Task prompt:
Each entry below should be reproduced character for character.

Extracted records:
============
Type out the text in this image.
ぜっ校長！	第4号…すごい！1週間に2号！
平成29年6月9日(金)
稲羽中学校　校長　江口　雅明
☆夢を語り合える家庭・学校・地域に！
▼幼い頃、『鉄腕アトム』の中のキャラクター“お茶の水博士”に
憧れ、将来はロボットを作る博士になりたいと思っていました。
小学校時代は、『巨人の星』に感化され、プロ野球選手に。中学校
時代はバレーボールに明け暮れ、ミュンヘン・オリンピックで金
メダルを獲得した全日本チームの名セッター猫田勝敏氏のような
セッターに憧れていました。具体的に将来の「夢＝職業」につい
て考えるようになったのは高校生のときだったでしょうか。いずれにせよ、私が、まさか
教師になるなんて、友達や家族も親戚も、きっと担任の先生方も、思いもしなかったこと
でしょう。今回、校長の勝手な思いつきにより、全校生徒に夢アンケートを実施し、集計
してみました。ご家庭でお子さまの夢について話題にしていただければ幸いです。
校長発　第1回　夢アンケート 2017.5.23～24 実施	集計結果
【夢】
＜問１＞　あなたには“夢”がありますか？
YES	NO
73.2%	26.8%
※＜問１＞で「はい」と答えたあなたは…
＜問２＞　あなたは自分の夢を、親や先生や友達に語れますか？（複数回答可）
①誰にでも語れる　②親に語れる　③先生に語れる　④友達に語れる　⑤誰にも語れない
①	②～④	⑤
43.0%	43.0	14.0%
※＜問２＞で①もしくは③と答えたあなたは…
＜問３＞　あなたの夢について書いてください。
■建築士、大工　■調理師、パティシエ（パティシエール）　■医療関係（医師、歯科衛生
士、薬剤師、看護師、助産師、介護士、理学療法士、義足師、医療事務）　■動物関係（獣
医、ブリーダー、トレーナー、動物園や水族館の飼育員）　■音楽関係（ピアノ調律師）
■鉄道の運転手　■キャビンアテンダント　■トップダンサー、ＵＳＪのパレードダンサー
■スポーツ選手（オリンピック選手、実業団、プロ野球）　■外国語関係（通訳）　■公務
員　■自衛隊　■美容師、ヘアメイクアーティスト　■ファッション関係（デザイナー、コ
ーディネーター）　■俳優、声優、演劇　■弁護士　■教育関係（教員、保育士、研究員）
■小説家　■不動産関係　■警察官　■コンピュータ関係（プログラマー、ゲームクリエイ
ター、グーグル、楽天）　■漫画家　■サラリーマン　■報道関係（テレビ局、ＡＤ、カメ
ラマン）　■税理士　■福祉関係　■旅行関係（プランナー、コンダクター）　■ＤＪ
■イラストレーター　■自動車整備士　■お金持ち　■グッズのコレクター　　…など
============
Answer for the task:
Type out the text in this image.
ぜっ校長！	第4号…すごい！1週間に2号！
平成29年6月9日(金)
稲羽中学校　校長　江口　雅明
☆夢を語り合える家庭・学校・地域に！
▼幼い頃、『鉄腕アトム』の中のキャラクター“お茶の水博士”に
憧れ、将来はロボットを作る博士になりたいと思っていました。
小学校時代は、『巨人の星』に感化され、プロ野球選手に。中学校
時代はバレーボールに明け暮れ、ミュンヘン・オリンピックで金
メダルを獲得した全日本チームの名セッター猫田勝敏氏のような
セッターに憧れていました。具体的に将来の「夢＝職業」につい
て考えるようになったのは高校生のときだったでしょうか。いずれにせよ、私が、まさか
教師になるなんて、友達や家族も親戚も、きっと担任の先生方も、思いもしなかったこと
でしょう。今回、校長の勝手な思いつきにより、全校生徒に夢アンケートを実施し、集計
してみました。ご家庭でお子さまの夢について話題にしていただければ幸いです。
校長発　第1回　夢アンケート 2017.5.23～24 実施	集計結果
【夢】
＜問１＞　あなたには“夢”がありますか？
YES	NO
73.2%	26.8%
※＜問１＞で「はい」と答えたあなたは…
＜問２＞　あなたは自分の夢を、親や先生や友達に語れますか？（複数回答可）
①誰にでも語れる　②親に語れる　③先生に語れる　④友達に語れる　⑤誰にも語れない
①	②～④	⑤
43.0%	43.0	14.0%
※＜問２＞で①もしくは③と答えたあなたは…
＜問３＞　あなたの夢について書いてください。
■建築士、大工　■調理師、パティシエ（パティシエール）　■医療関係（医師、歯科衛生
士、薬剤師、看護師、助産師、介護士、理学療法士、義足師、医療事務）　■動物関係（獣
医、ブリーダー、トレーナー、動物園や水族館の飼育員）　■音楽関係（ピアノ調律師）
■鉄道の運転手　■キャビンアテンダント　■トップダンサー、ＵＳＪのパレードダンサー
■スポーツ選手（オリンピック選手、実業団、プロ野球）　■外国語関係（通訳）　■公務
員　■自衛隊　■美容師、ヘアメイクアーティスト　■ファッション関係（デザイナー、コ
ーディネーター）　■俳優、声優、演劇　■弁護士　■教育関係（教員、保育士、研究員）
■小説家　■不動産関係　■警察官　■コンピュータ関係（プログラマー、ゲームクリエイ
ター、グーグル、楽天）　■漫画家　■サラリーマン　■報道関係（テレビ局、ＡＤ、カメ
ラマン）　■税理士　■福祉関係　■旅行関係（プランナー、コンダクター）　■ＤＪ
■イラストレーター　■自動車整備士　■お金持ち　■グッズのコレクター　　…など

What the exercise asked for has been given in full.